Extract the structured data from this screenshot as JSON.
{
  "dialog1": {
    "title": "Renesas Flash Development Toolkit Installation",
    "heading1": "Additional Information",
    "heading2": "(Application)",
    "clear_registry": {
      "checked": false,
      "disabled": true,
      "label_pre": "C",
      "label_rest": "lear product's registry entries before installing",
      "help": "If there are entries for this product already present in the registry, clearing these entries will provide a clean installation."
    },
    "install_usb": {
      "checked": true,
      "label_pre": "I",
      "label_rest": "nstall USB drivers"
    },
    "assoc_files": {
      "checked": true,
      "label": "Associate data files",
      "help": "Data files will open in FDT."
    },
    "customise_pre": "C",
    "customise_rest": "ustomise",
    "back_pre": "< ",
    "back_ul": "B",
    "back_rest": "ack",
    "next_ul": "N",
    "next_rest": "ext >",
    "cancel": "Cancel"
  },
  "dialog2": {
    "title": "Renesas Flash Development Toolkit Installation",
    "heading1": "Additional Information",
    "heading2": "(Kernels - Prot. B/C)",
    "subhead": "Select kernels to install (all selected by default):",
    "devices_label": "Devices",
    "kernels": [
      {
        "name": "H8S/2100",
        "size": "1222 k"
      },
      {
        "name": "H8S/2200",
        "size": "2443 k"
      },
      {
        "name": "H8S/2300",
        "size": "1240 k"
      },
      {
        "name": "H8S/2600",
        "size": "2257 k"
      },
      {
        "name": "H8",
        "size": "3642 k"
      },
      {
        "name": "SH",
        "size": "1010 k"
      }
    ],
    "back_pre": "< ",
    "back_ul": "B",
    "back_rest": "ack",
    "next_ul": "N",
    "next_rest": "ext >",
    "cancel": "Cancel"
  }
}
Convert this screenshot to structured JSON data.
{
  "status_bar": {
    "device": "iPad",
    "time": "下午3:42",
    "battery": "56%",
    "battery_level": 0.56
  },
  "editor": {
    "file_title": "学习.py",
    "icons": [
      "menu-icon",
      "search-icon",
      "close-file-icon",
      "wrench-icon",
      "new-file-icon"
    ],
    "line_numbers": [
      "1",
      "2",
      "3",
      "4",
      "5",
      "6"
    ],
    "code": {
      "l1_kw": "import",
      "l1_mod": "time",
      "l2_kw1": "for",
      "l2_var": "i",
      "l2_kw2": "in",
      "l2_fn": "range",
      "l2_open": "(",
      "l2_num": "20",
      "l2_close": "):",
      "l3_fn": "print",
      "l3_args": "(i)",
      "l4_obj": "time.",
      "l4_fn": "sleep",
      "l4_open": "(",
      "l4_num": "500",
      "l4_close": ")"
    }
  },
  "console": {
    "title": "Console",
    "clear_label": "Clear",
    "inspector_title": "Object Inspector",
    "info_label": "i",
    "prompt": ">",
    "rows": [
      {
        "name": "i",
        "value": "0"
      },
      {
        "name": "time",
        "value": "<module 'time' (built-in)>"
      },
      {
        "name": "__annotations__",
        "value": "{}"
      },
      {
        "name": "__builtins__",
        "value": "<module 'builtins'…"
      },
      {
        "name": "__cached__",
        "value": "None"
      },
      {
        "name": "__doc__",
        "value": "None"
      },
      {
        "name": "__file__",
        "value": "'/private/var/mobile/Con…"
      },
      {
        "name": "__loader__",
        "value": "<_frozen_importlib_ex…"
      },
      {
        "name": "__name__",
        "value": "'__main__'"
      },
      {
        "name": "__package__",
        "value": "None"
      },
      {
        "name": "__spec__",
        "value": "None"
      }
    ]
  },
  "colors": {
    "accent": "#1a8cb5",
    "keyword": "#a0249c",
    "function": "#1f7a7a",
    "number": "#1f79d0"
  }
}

++++++++++++++++++++

Problem details
Search the data above for lines holding "value" and copy each of them.

Task response
        "value": "0"
        "value": "<module 'time' (built-in)>"
        "value": "{}"
        "value": "<module 'builtins'…"
        "value": "None"
        "value": "None"
        "value": "'/private/var/mobile/Con…"
        "value": "<_frozen_importlib_ex…"
        "value": "'__main__'"
        "value": "None"
        "value": "None"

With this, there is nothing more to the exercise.